__Work required__. Write every record out again exactly as given.

__Data records__.
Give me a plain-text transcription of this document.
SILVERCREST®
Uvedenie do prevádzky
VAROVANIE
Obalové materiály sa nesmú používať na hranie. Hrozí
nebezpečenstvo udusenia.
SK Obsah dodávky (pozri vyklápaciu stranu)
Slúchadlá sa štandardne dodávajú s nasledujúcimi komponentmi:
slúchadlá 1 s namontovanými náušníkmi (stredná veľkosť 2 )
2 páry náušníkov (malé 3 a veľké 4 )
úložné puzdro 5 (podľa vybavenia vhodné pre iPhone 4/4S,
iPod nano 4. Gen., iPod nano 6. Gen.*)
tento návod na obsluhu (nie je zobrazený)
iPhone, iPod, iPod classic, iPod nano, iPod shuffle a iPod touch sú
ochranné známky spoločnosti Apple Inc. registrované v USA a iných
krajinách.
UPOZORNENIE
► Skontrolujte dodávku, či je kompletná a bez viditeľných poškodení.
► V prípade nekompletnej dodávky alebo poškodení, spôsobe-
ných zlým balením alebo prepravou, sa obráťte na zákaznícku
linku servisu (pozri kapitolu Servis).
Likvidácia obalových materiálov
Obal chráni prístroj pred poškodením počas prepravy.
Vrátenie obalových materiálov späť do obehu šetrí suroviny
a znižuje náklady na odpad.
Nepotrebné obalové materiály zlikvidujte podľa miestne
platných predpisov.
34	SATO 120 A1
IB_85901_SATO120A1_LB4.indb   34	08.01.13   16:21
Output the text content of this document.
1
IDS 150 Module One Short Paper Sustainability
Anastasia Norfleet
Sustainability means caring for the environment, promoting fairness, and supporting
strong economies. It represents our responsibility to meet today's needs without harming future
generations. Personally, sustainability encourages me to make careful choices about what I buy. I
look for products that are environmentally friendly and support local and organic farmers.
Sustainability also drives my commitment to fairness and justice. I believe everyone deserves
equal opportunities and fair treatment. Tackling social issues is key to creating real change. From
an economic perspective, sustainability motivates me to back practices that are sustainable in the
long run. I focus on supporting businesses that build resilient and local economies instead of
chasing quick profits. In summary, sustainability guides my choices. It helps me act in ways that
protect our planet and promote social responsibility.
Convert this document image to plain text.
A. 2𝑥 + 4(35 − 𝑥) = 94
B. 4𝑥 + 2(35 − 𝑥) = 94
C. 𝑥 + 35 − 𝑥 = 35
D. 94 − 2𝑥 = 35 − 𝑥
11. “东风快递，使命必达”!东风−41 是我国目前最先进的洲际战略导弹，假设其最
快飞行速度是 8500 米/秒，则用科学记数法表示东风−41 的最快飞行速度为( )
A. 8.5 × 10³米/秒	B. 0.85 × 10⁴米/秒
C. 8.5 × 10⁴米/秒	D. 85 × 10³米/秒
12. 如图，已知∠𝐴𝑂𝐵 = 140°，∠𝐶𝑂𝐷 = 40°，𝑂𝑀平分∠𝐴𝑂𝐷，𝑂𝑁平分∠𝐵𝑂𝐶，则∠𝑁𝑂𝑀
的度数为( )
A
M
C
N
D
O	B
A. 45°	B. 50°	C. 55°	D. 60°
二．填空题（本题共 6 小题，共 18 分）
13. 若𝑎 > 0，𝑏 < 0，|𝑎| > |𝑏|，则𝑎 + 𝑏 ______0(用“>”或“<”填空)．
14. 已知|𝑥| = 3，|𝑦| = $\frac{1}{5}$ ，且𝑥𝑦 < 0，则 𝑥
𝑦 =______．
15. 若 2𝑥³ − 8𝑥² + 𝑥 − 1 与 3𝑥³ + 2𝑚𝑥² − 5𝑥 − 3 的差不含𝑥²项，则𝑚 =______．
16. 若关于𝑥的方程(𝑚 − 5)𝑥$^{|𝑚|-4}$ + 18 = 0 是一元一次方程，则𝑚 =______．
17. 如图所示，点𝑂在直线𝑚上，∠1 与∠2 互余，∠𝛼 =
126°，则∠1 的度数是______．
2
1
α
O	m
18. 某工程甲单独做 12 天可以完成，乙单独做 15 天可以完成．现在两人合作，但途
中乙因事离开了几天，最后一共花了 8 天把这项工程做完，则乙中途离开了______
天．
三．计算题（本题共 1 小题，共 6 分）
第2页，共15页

__Written solution__.
Give me a plain-text transcription of this document.
SILVERCREST®
Uvedenie do prevádzky
VAROVANIE
Obalové materiály sa nesmú používať na hranie. Hrozí
nebezpečenstvo udusenia.
SK Obsah dodávky (pozri vyklápaciu stranu)
Slúchadlá sa štandardne dodávajú s nasledujúcimi komponentmi:
slúchadlá 1 s namontovanými náušníkmi (stredná veľkosť 2 )
2 páry náušníkov (malé 3 a veľké 4 )
úložné puzdro 5 (podľa vybavenia vhodné pre iPhone 4/4S,
iPod nano 4. Gen., iPod nano 6. Gen.*)
tento návod na obsluhu (nie je zobrazený)
iPhone, iPod, iPod classic, iPod nano, iPod shuffle a iPod touch sú
ochranné známky spoločnosti Apple Inc. registrované v USA a iných
krajinách.
UPOZORNENIE
► Skontrolujte dodávku, či je kompletná a bez viditeľných poškodení.
► V prípade nekompletnej dodávky alebo poškodení, spôsobe-
ných zlým balením alebo prepravou, sa obráťte na zákaznícku
linku servisu (pozri kapitolu Servis).
Likvidácia obalových materiálov
Obal chráni prístroj pred poškodením počas prepravy.
Vrátenie obalových materiálov späť do obehu šetrí suroviny
a znižuje náklady na odpad.
Nepotrebné obalové materiály zlikvidujte podľa miestne
platných predpisov.
34	SATO 120 A1
IB_85901_SATO120A1_LB4.indb   34	08.01.13   16:21
Output the text content of this document.
1
IDS 150 Module One Short Paper Sustainability
Anastasia Norfleet
Sustainability means caring for the environment, promoting fairness, and supporting
strong economies. It represents our responsibility to meet today's needs without harming future
generations. Personally, sustainability encourages me to make careful choices about what I buy. I
look for products that are environmentally friendly and support local and organic farmers.
Sustainability also drives my commitment to fairness and justice. I believe everyone deserves
equal opportunities and fair treatment. Tackling social issues is key to creating real change. From
an economic perspective, sustainability motivates me to back practices that are sustainable in the
long run. I focus on supporting businesses that build resilient and local economies instead of
chasing quick profits. In summary, sustainability guides my choices. It helps me act in ways that
protect our planet and promote social responsibility.
Convert this document image to plain text.
A. 2𝑥 + 4(35 − 𝑥) = 94
B. 4𝑥 + 2(35 − 𝑥) = 94
C. 𝑥 + 35 − 𝑥 = 35
D. 94 − 2𝑥 = 35 − 𝑥
11. “东风快递，使命必达”!东风−41 是我国目前最先进的洲际战略导弹，假设其最
快飞行速度是 8500 米/秒，则用科学记数法表示东风−41 的最快飞行速度为( )
A. 8.5 × 10³米/秒	B. 0.85 × 10⁴米/秒
C. 8.5 × 10⁴米/秒	D. 85 × 10³米/秒
12. 如图，已知∠𝐴𝑂𝐵 = 140°，∠𝐶𝑂𝐷 = 40°，𝑂𝑀平分∠𝐴𝑂𝐷，𝑂𝑁平分∠𝐵𝑂𝐶，则∠𝑁𝑂𝑀
的度数为( )
A
M
C
N
D
O	B
A. 45°	B. 50°	C. 55°	D. 60°
二．填空题（本题共 6 小题，共 18 分）
13. 若𝑎 > 0，𝑏 < 0，|𝑎| > |𝑏|，则𝑎 + 𝑏 ______0(用“>”或“<”填空)．
14. 已知|𝑥| = 3，|𝑦| = $\frac{1}{5}$ ，且𝑥𝑦 < 0，则 𝑥
𝑦 =______．
15. 若 2𝑥³ − 8𝑥² + 𝑥 − 1 与 3𝑥³ + 2𝑚𝑥² − 5𝑥 − 3 的差不含𝑥²项，则𝑚 =______．
16. 若关于𝑥的方程(𝑚 − 5)𝑥$^{|𝑚|-4}$ + 18 = 0 是一元一次方程，则𝑚 =______．
17. 如图所示，点𝑂在直线𝑚上，∠1 与∠2 互余，∠𝛼 =
126°，则∠1 的度数是______．
2
1
α
O	m
18. 某工程甲单独做 12 天可以完成，乙单独做 15 天可以完成．现在两人合作，但途
中乙因事离开了几天，最后一共花了 8 天把这项工程做完，则乙中途离开了______
天．
三．计算题（本题共 1 小题，共 6 分）
第2页，共15页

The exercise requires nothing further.